## Task objective
Please list all lines of the material below in which the string "center" occurs.

Records from a dataset
▬▬▬

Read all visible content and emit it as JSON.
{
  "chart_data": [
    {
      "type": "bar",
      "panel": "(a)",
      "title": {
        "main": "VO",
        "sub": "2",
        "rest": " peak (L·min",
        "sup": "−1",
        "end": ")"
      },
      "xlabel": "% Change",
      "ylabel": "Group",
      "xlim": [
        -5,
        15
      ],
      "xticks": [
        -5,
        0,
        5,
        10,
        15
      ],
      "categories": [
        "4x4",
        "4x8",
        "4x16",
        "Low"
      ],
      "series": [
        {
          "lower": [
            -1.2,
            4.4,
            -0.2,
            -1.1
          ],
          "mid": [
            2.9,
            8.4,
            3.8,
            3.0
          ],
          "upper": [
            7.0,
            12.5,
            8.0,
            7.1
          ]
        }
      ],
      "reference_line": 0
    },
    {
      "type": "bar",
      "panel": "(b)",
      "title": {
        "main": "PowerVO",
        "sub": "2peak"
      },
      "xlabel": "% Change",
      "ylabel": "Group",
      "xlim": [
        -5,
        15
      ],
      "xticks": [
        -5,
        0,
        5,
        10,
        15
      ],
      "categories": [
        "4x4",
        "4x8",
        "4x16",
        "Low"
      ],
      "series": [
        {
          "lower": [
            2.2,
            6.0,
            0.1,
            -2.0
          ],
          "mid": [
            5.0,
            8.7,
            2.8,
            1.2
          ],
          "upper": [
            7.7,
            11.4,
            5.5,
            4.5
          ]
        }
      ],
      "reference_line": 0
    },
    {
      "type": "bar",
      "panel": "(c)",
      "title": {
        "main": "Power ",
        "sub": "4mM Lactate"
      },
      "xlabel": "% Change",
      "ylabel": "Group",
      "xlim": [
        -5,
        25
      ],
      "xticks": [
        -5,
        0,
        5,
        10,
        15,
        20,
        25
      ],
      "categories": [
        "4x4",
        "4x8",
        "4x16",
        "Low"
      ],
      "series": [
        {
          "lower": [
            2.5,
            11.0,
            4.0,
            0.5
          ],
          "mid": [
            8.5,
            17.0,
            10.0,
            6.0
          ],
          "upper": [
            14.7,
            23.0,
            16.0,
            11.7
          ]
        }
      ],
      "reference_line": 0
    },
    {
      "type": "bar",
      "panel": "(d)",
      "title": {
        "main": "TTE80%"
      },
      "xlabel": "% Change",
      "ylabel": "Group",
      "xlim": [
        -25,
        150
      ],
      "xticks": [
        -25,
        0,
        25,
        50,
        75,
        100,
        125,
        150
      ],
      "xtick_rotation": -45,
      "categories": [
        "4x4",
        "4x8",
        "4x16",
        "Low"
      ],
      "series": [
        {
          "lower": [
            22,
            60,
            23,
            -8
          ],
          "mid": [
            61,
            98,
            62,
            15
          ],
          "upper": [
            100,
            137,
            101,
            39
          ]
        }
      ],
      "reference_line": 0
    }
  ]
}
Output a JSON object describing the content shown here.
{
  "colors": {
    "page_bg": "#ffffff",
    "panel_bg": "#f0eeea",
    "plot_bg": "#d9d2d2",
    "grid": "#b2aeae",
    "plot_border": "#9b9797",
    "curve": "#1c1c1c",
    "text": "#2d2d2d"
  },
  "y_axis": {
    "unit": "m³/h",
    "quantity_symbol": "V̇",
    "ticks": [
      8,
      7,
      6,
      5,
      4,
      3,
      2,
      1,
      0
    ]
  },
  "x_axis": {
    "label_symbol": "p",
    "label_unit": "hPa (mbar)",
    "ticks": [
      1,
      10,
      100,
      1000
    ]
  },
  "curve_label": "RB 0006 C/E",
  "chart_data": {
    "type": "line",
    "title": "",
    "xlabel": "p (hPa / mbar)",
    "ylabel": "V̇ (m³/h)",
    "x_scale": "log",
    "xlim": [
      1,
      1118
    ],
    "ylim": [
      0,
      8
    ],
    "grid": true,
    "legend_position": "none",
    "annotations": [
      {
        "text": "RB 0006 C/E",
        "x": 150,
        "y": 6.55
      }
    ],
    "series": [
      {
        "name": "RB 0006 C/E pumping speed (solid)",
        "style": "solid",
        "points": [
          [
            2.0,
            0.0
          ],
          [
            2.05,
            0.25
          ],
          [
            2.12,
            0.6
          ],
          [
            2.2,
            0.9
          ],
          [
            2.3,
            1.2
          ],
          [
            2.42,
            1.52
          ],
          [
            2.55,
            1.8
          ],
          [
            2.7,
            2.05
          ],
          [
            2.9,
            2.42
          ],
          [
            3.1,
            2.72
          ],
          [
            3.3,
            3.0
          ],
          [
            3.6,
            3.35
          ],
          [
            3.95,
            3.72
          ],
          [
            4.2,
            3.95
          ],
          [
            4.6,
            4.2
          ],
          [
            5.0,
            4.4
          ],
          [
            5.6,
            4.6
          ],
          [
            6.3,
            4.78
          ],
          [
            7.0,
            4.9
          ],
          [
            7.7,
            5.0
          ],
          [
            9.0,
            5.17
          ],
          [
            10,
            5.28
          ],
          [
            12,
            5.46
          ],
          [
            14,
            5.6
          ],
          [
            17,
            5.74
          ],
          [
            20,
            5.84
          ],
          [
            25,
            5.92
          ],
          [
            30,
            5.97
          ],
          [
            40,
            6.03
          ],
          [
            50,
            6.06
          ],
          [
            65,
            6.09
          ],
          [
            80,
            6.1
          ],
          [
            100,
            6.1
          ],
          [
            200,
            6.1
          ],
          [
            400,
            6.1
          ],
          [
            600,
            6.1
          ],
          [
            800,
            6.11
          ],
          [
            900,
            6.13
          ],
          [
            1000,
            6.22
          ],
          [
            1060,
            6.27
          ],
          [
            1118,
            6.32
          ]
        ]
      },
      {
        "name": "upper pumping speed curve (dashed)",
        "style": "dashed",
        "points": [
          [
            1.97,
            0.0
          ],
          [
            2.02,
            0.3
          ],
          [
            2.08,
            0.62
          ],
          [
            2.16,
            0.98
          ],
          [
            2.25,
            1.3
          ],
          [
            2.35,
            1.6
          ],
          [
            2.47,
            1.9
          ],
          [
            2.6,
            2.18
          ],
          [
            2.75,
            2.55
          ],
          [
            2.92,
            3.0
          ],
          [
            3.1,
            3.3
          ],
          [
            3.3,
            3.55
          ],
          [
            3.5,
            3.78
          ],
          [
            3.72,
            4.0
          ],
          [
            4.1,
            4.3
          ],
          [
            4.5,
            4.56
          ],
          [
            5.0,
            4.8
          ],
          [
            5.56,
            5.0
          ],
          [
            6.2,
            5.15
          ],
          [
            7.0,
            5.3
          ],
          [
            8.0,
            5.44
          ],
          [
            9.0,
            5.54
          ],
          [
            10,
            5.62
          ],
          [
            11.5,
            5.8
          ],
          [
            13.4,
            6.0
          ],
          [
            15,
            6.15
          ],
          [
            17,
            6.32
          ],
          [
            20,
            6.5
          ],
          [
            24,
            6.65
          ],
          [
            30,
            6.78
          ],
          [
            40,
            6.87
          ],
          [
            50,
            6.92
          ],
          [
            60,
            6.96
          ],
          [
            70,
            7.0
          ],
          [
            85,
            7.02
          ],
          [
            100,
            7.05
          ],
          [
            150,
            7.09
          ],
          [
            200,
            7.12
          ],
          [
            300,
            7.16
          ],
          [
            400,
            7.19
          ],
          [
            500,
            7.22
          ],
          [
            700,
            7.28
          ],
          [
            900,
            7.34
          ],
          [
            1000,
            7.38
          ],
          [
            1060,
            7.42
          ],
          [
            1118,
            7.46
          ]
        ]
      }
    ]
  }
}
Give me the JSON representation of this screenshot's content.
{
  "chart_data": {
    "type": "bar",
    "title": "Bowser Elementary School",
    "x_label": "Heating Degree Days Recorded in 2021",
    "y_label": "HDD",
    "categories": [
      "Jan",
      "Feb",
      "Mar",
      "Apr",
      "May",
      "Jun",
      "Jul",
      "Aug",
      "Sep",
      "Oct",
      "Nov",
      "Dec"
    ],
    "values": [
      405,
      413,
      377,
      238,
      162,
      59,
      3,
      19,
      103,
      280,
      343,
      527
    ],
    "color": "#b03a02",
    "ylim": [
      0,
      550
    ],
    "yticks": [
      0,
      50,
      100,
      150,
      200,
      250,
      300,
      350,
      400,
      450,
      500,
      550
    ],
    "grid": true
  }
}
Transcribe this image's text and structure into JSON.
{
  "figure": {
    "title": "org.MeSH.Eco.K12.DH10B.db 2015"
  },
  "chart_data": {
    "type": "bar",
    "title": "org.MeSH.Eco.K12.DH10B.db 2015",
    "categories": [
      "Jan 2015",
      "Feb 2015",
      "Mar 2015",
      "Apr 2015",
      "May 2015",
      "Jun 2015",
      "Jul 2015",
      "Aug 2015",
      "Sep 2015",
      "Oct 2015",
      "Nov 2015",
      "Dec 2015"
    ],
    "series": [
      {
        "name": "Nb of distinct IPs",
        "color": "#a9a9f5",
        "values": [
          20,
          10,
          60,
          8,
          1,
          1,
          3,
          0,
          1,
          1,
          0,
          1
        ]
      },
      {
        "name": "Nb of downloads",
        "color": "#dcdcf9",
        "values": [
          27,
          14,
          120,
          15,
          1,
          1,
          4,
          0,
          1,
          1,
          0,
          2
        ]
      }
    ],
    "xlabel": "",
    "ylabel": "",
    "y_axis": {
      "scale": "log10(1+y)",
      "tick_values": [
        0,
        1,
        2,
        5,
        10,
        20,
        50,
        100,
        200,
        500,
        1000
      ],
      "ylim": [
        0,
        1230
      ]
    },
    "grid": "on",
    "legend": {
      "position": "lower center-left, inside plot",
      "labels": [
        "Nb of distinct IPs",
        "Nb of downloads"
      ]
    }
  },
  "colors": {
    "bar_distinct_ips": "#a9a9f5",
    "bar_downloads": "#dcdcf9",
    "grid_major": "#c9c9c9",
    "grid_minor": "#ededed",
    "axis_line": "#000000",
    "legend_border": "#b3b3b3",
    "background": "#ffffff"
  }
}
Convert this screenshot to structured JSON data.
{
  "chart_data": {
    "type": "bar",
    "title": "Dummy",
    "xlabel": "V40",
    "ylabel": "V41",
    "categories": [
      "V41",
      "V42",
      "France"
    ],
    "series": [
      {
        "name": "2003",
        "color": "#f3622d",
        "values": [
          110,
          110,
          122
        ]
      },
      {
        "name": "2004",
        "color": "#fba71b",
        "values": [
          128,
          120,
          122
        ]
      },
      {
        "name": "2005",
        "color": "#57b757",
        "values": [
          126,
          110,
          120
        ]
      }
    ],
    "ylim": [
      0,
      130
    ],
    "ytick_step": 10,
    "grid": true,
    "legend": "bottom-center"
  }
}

▬▬▬

## Complete answer
      "position": "lower center-left, inside plot",
    "legend": "bottom-center"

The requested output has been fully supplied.